● Aim of the exercise
Everything in the listing should be restated word for word.

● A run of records
........
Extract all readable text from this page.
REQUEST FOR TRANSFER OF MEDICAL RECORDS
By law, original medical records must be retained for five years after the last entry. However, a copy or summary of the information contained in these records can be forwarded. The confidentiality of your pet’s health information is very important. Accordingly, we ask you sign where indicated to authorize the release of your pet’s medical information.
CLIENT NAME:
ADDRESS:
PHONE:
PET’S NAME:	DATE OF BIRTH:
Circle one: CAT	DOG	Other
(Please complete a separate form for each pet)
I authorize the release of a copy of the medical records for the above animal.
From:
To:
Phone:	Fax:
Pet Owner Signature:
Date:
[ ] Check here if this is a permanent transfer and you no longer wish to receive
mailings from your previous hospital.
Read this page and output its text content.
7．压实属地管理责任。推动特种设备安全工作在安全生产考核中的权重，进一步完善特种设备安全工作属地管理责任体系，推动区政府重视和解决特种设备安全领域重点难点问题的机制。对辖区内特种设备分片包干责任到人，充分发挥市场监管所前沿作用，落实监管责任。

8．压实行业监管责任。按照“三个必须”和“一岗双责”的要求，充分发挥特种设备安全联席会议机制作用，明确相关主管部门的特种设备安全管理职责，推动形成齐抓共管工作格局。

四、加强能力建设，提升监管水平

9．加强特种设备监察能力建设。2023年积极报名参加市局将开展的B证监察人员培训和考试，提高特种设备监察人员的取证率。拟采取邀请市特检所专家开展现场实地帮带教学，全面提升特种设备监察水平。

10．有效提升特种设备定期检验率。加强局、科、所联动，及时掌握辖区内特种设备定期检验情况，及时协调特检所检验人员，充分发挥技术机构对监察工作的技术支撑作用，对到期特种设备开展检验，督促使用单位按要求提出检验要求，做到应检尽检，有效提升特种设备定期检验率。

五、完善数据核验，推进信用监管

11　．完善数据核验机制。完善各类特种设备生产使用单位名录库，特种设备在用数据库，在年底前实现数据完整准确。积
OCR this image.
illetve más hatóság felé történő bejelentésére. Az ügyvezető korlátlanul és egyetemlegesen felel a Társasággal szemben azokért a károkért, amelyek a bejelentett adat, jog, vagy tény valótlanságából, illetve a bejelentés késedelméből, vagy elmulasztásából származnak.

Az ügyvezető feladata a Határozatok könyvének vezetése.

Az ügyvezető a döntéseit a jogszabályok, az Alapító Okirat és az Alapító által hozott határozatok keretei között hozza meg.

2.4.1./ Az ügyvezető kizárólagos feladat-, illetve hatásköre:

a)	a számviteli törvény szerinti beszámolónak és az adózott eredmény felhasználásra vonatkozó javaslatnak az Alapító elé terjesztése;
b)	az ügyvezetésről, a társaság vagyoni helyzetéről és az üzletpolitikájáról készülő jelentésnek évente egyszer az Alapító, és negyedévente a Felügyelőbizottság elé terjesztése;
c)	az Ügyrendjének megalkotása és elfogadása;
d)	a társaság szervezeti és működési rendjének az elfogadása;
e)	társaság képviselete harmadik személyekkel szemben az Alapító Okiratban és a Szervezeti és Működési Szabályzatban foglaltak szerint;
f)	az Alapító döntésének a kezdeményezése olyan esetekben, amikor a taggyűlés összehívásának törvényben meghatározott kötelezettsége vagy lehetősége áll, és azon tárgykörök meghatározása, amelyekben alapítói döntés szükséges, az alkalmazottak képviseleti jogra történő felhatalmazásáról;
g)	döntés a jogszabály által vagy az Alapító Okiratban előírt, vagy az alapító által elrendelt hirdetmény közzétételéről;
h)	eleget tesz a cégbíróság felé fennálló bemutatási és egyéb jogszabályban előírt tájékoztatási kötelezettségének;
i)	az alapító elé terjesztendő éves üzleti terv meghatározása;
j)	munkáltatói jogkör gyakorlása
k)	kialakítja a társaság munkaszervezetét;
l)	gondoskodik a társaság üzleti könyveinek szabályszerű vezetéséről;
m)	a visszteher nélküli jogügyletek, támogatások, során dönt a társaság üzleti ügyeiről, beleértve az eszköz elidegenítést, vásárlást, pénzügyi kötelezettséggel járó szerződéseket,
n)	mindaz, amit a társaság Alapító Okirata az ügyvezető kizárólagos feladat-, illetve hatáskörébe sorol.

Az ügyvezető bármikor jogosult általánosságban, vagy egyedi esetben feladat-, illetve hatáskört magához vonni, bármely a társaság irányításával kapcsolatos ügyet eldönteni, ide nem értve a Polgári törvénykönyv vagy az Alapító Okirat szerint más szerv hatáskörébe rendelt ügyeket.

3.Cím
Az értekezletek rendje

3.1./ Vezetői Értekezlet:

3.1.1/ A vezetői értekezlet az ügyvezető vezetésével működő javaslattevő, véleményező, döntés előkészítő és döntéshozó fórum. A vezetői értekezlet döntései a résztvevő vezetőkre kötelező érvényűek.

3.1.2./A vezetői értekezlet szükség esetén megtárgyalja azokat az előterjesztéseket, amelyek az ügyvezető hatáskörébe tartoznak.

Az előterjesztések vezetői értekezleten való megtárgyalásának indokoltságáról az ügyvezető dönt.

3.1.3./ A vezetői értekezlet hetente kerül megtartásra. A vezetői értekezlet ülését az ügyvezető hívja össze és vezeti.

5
........
● Exercise output
Extract all readable text from this page.
REQUEST FOR TRANSFER OF MEDICAL RECORDS
By law, original medical records must be retained for five years after the last entry. However, a copy or summary of the information contained in these records can be forwarded. The confidentiality of your pet’s health information is very important. Accordingly, we ask you sign where indicated to authorize the release of your pet’s medical information.
CLIENT NAME:
ADDRESS:
PHONE:
PET’S NAME:	DATE OF BIRTH:
Circle one: CAT	DOG	Other
(Please complete a separate form for each pet)
I authorize the release of a copy of the medical records for the above animal.
From:
To:
Phone:	Fax:
Pet Owner Signature:
Date:
[ ] Check here if this is a permanent transfer and you no longer wish to receive
mailings from your previous hospital.
Read this page and output its text content.
7．压实属地管理责任。推动特种设备安全工作在安全生产考核中的权重，进一步完善特种设备安全工作属地管理责任体系，推动区政府重视和解决特种设备安全领域重点难点问题的机制。对辖区内特种设备分片包干责任到人，充分发挥市场监管所前沿作用，落实监管责任。

8．压实行业监管责任。按照“三个必须”和“一岗双责”的要求，充分发挥特种设备安全联席会议机制作用，明确相关主管部门的特种设备安全管理职责，推动形成齐抓共管工作格局。

四、加强能力建设，提升监管水平

9．加强特种设备监察能力建设。2023年积极报名参加市局将开展的B证监察人员培训和考试，提高特种设备监察人员的取证率。拟采取邀请市特检所专家开展现场实地帮带教学，全面提升特种设备监察水平。

10．有效提升特种设备定期检验率。加强局、科、所联动，及时掌握辖区内特种设备定期检验情况，及时协调特检所检验人员，充分发挥技术机构对监察工作的技术支撑作用，对到期特种设备开展检验，督促使用单位按要求提出检验要求，做到应检尽检，有效提升特种设备定期检验率。

五、完善数据核验，推进信用监管

11　．完善数据核验机制。完善各类特种设备生产使用单位名录库，特种设备在用数据库，在年底前实现数据完整准确。积
OCR this image.
illetve más hatóság felé történő bejelentésére. Az ügyvezető korlátlanul és egyetemlegesen felel a Társasággal szemben azokért a károkért, amelyek a bejelentett adat, jog, vagy tény valótlanságából, illetve a bejelentés késedelméből, vagy elmulasztásából származnak.

Az ügyvezető feladata a Határozatok könyvének vezetése.

Az ügyvezető a döntéseit a jogszabályok, az Alapító Okirat és az Alapító által hozott határozatok keretei között hozza meg.

2.4.1./ Az ügyvezető kizárólagos feladat-, illetve hatásköre:

a)	a számviteli törvény szerinti beszámolónak és az adózott eredmény felhasználásra vonatkozó javaslatnak az Alapító elé terjesztése;
b)	az ügyvezetésről, a társaság vagyoni helyzetéről és az üzletpolitikájáról készülő jelentésnek évente egyszer az Alapító, és negyedévente a Felügyelőbizottság elé terjesztése;
c)	az Ügyrendjének megalkotása és elfogadása;
d)	a társaság szervezeti és működési rendjének az elfogadása;
e)	társaság képviselete harmadik személyekkel szemben az Alapító Okiratban és a Szervezeti és Működési Szabályzatban foglaltak szerint;
f)	az Alapító döntésének a kezdeményezése olyan esetekben, amikor a taggyűlés összehívásának törvényben meghatározott kötelezettsége vagy lehetősége áll, és azon tárgykörök meghatározása, amelyekben alapítói döntés szükséges, az alkalmazottak képviseleti jogra történő felhatalmazásáról;
g)	döntés a jogszabály által vagy az Alapító Okiratban előírt, vagy az alapító által elrendelt hirdetmény közzétételéről;
h)	eleget tesz a cégbíróság felé fennálló bemutatási és egyéb jogszabályban előírt tájékoztatási kötelezettségének;
i)	az alapító elé terjesztendő éves üzleti terv meghatározása;
j)	munkáltatói jogkör gyakorlása
k)	kialakítja a társaság munkaszervezetét;
l)	gondoskodik a társaság üzleti könyveinek szabályszerű vezetéséről;
m)	a visszteher nélküli jogügyletek, támogatások, során dönt a társaság üzleti ügyeiről, beleértve az eszköz elidegenítést, vásárlást, pénzügyi kötelezettséggel járó szerződéseket,
n)	mindaz, amit a társaság Alapító Okirata az ügyvezető kizárólagos feladat-, illetve hatáskörébe sorol.

Az ügyvezető bármikor jogosult általánosságban, vagy egyedi esetben feladat-, illetve hatáskört magához vonni, bármely a társaság irányításával kapcsolatos ügyet eldönteni, ide nem értve a Polgári törvénykönyv vagy az Alapító Okirat szerint más szerv hatáskörébe rendelt ügyeket.

3.Cím
Az értekezletek rendje

3.1./ Vezetői Értekezlet:

3.1.1/ A vezetői értekezlet az ügyvezető vezetésével működő javaslattevő, véleményező, döntés előkészítő és döntéshozó fórum. A vezetői értekezlet döntései a résztvevő vezetőkre kötelező érvényűek.

3.1.2./A vezetői értekezlet szükség esetén megtárgyalja azokat az előterjesztéseket, amelyek az ügyvezető hatáskörébe tartoznak.

Az előterjesztések vezetői értekezleten való megtárgyalásának indokoltságáról az ügyvezető dönt.

3.1.3./ A vezetői értekezlet hetente kerül megtartásra. A vezetői értekezlet ülését az ügyvezető hívja össze és vezeti.

5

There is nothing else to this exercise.